GOAL:
From the listing below, pull out all lines with "kostet" in them.

Dataset rows
========================================

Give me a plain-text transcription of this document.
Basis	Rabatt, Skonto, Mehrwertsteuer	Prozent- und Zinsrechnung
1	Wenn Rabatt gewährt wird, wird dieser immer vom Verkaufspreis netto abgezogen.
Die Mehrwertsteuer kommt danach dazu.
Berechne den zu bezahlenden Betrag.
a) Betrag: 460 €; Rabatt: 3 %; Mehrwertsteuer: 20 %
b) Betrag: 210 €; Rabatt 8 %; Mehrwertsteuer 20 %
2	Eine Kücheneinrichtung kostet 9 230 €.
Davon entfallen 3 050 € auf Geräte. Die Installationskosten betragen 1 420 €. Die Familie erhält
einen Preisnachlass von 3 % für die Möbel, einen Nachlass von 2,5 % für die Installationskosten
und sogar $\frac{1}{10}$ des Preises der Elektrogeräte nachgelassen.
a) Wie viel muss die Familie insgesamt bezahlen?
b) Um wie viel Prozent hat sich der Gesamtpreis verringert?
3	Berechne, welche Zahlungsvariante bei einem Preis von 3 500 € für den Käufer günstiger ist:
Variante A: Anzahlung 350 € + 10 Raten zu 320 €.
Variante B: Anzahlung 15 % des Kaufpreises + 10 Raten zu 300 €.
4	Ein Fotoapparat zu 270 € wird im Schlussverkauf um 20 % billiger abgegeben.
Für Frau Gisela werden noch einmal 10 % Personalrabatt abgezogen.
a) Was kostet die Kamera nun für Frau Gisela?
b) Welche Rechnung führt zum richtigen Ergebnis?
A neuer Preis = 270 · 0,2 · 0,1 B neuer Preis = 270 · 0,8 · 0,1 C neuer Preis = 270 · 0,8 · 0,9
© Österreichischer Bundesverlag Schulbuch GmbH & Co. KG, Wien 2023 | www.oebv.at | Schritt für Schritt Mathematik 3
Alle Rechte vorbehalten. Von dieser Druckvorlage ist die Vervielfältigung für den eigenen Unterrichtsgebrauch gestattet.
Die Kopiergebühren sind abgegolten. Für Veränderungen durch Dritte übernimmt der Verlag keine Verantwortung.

========================================

RESULT:
2	Eine Kücheneinrichtung kostet 9 230 €.
a) Was kostet die Kamera nun für Frau Gisela?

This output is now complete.